### [Exercise]
Copy the rows word for word, beginning at the very first row and going on through the row that contains "Extract all elements". Leave the pictures out of your answer.

··· Stored rows

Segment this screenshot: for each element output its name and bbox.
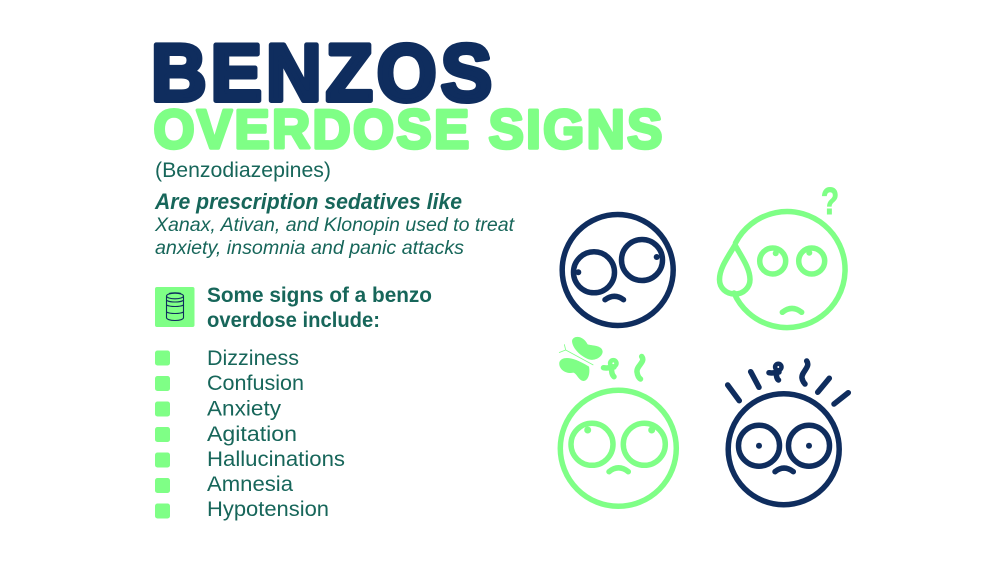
title: BENZOS: BENZOS xyxy=(151,27,492,118)
heading: signs of overdose xyxy=(207,284,432,332)
item: Amnesia xyxy=(155,473,293,496)
description text block: anxiety, insomnia and panic attacks xyxy=(155,238,465,259)
description text block: Xanax, Ativan, and Klonopin used to treat xyxy=(154,215,515,236)
item: Dizziness xyxy=(155,347,299,370)
item: Dizziness: Dizziness xyxy=(207,347,299,370)
description text block xyxy=(154,189,515,259)
item: Confusion: Confusion xyxy=(207,372,304,395)
icon: navy face with dizzy lines xyxy=(728,361,848,505)
item: Hypotension: Hypotension xyxy=(207,498,329,521)
subtitle: OVERDOSE SIGNS: OVERDOSE SIGNS xyxy=(154,99,662,160)
list of signs xyxy=(155,347,345,521)
icon: green face with sweat drop and question mark: ? xyxy=(821,181,839,223)
heading: signs of overdose: overdose include: xyxy=(207,309,380,332)
item: Agitation xyxy=(155,423,297,446)
item: Hypotension xyxy=(155,498,329,521)
item: Confusion xyxy=(155,372,304,395)
item: Hallucinations: Hallucinations xyxy=(207,448,345,471)
text: Benzodiazepines: (Benzodiazepines) xyxy=(155,159,331,182)
item: Anxiety: Anxiety xyxy=(207,398,282,420)
item: Anxiety xyxy=(155,398,282,420)
item: Amnesia: Amnesia xyxy=(207,473,293,496)
icon: green face with sweat drop and question mark xyxy=(720,181,845,328)
heading: signs of overdose: Some signs of a benzo xyxy=(207,284,432,307)
icon: green face with butterfly hallucination xyxy=(559,337,676,506)
item: Agitation: Agitation xyxy=(207,423,297,446)
description text block: Are prescription sedatives like xyxy=(154,189,462,214)
icon: navy face with uneven eyes xyxy=(562,214,673,326)
icon: pill bottle xyxy=(155,287,194,327)
item: Hallucinations xyxy=(155,448,345,471)
icon: butterfly xyxy=(559,337,603,381)
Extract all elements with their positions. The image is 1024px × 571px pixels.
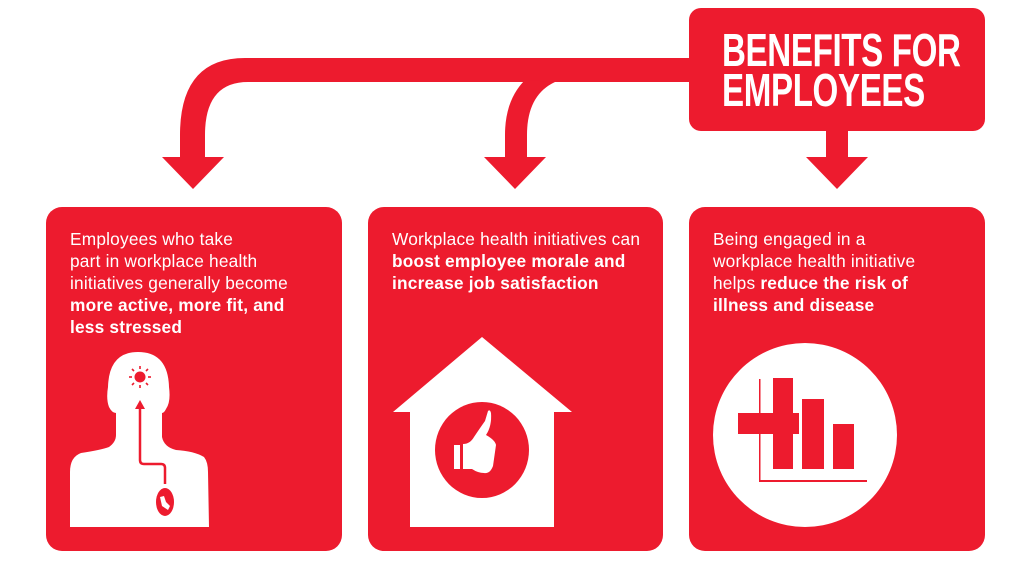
text block: less stressed xyxy=(70,317,182,337)
arrow: middle xyxy=(484,80,555,189)
icon: house with thumbs up xyxy=(393,337,572,527)
title box: EMPLOYEES xyxy=(722,64,925,116)
text block xyxy=(392,229,640,293)
icon: person with sun and shoe xyxy=(70,352,209,527)
panel: morale xyxy=(368,207,663,551)
text block: part in workplace health xyxy=(70,251,257,271)
panel: active and fit xyxy=(46,207,342,551)
text block: initiatives generally become xyxy=(70,273,288,293)
arrow: right xyxy=(806,128,868,189)
title box xyxy=(689,8,985,131)
text block: workplace health initiative xyxy=(713,251,915,271)
text block: Workplace health initiatives can xyxy=(392,229,640,249)
title box: BENEFITS FOR xyxy=(722,24,961,76)
text block: illness and disease xyxy=(713,295,874,315)
text block xyxy=(70,229,288,337)
text block: Being engaged in a xyxy=(713,229,866,249)
text block: increase job satisfaction xyxy=(392,273,599,293)
text block: boost employee morale and xyxy=(392,251,626,271)
text block: Employees who take xyxy=(70,229,233,249)
text block xyxy=(713,229,915,315)
icon: circle with cross and bar chart xyxy=(713,343,897,527)
panel: reduce risk xyxy=(689,207,985,551)
text block: helps reduce the risk of xyxy=(713,273,908,293)
text block: more active, more fit, and xyxy=(70,295,285,315)
arrow: left xyxy=(162,58,690,189)
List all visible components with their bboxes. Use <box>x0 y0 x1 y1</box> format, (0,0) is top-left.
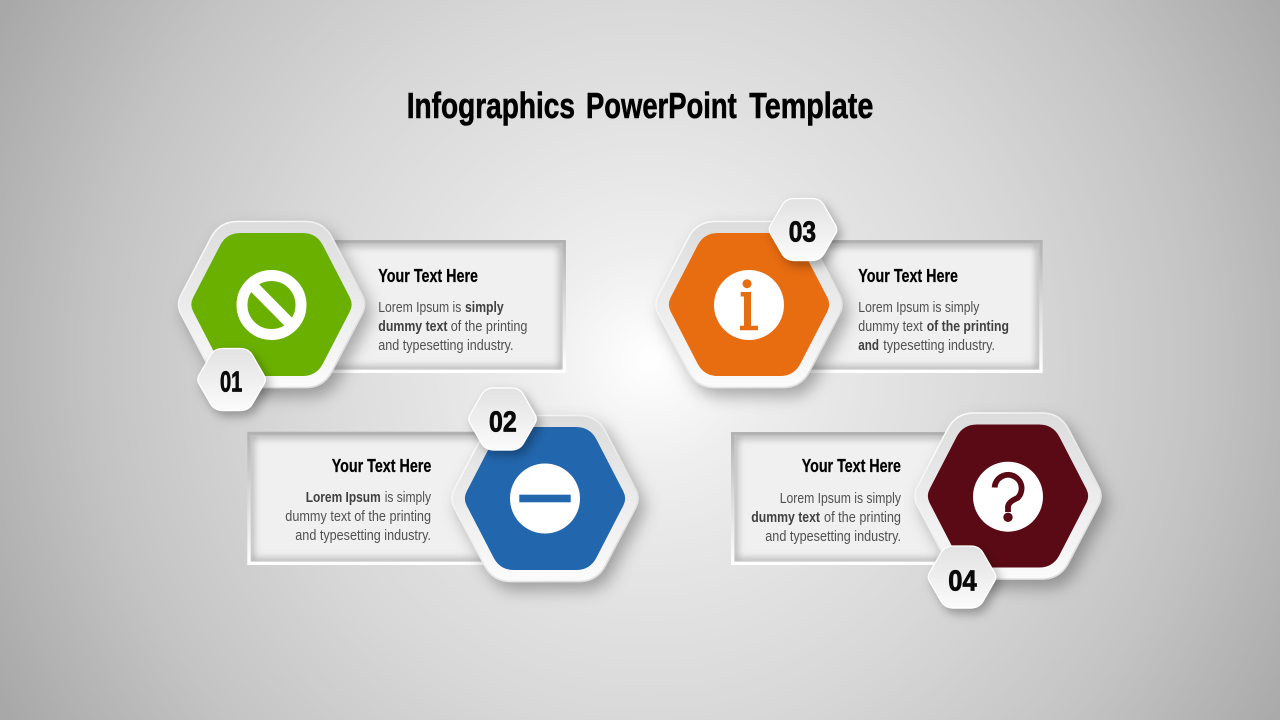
body text 02: Lorem Ipsum <box>306 490 381 506</box>
body text 03: of the printing <box>927 319 1009 335</box>
body text 02: is simply <box>385 490 432 506</box>
hexagon: item 02 blue <box>452 416 638 582</box>
title: Infographics <box>407 85 575 126</box>
badge: 04: 04 <box>948 566 977 598</box>
icon: information sign <box>714 270 784 340</box>
body text 01: simply <box>465 300 504 316</box>
badge: 02: 02 <box>489 407 517 439</box>
panel: item 03 text box <box>802 242 1041 371</box>
body text 01: dummy text <box>378 319 448 335</box>
body text 02: and typesetting industry. <box>295 528 431 544</box>
panel: item 04 text box <box>733 434 958 563</box>
heading 04: Your Text Here <box>802 456 901 476</box>
panel: item 02 text box <box>249 433 498 563</box>
hexagon: item 03 orange <box>656 222 842 388</box>
body text 02: dummy text of the printing <box>285 509 431 525</box>
title: PowerPoint <box>586 85 737 126</box>
body text 03: dummy text <box>858 319 923 335</box>
hexagon: item 01 green <box>179 222 364 388</box>
body text 04: dummy text <box>751 510 820 526</box>
body text 03: typesetting industry. <box>883 338 995 354</box>
body text 01 <box>378 300 528 354</box>
body text 01: of the printing <box>451 319 528 335</box>
badge: 03: 03 <box>789 217 816 249</box>
body text 04: of the printing <box>824 510 901 526</box>
body text 01: Lorem Ipsum is <box>378 300 461 316</box>
panel: item 01 text box <box>322 242 564 371</box>
badge: 01: 01 <box>220 367 242 399</box>
body text 04: Lorem Ipsum is simply <box>780 491 902 507</box>
icon: prohibited sign <box>242 276 301 334</box>
heading 03: Your Text Here <box>858 266 958 286</box>
title: Template <box>749 85 873 126</box>
heading 01: Your Text Here <box>378 266 478 286</box>
body text 03: Lorem Ipsum is simply <box>858 300 980 316</box>
badge: 04 <box>928 546 996 608</box>
badge: 03 <box>769 198 837 260</box>
icon: question mark <box>973 462 1043 532</box>
icon: minus sign <box>510 464 580 534</box>
body text 03: and <box>858 338 879 354</box>
body text 04: and typesetting industry. <box>765 529 901 545</box>
body text 04 <box>751 491 902 545</box>
hexagon: item 04 maroon <box>915 413 1101 579</box>
title <box>407 85 873 126</box>
heading 02: Your Text Here <box>332 456 431 476</box>
body text 03 <box>858 300 1009 354</box>
body text 01: and typesetting industry. <box>378 338 514 354</box>
body text 02 <box>285 490 432 544</box>
badge: 02 <box>469 388 536 450</box>
badge: 01 <box>198 348 265 410</box>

······

### [Answer for the task]
Segment this screenshot: for each element output its name and bbox.
title: BENZOS: BENZOS xyxy=(151,27,492,118)
heading: signs of overdose xyxy=(207,284,432,332)
item: Amnesia xyxy=(155,473,293,496)
description text block: anxiety, insomnia and panic attacks xyxy=(155,238,465,259)
description text block: Xanax, Ativan, and Klonopin used to treat xyxy=(154,215,515,236)
item: Dizziness xyxy=(155,347,299,370)
item: Dizziness: Dizziness xyxy=(207,347,299,370)
description text block xyxy=(154,189,515,259)
item: Confusion: Confusion xyxy=(207,372,304,395)
icon: navy face with dizzy lines xyxy=(728,361,848,505)
item: Hypotension: Hypotension xyxy=(207,498,329,521)
subtitle: OVERDOSE SIGNS: OVERDOSE SIGNS xyxy=(154,99,662,160)
list of signs xyxy=(155,347,345,521)
icon: green face with sweat drop and question mark: ? xyxy=(821,181,839,223)
heading: signs of overdose: overdose include: xyxy=(207,309,380,332)
item: Agitation xyxy=(155,423,297,446)
item: Hypotension xyxy=(155,498,329,521)
item: Confusion xyxy=(155,372,304,395)
item: Hallucinations: Hallucinations xyxy=(207,448,345,471)
text: Benzodiazepines: (Benzodiazepines) xyxy=(155,159,331,182)
item: Anxiety: Anxiety xyxy=(207,398,282,420)
item: Anxiety xyxy=(155,398,282,420)
item: Amnesia: Amnesia xyxy=(207,473,293,496)
icon: green face with sweat drop and question mark xyxy=(720,181,845,328)
heading: signs of overdose: Some signs of a benzo xyxy=(207,284,432,307)
icon: green face with butterfly hallucination xyxy=(559,337,676,506)
item: Agitation: Agitation xyxy=(207,423,297,446)
description text block: Are prescription sedatives like xyxy=(154,189,462,214)
icon: navy face with uneven eyes xyxy=(562,214,673,326)
icon: pill bottle xyxy=(155,287,194,327)
item: Hallucinations xyxy=(155,448,345,471)
icon: butterfly xyxy=(559,337,603,381)
Extract all elements with their positions. The image is 1024px × 571px pixels.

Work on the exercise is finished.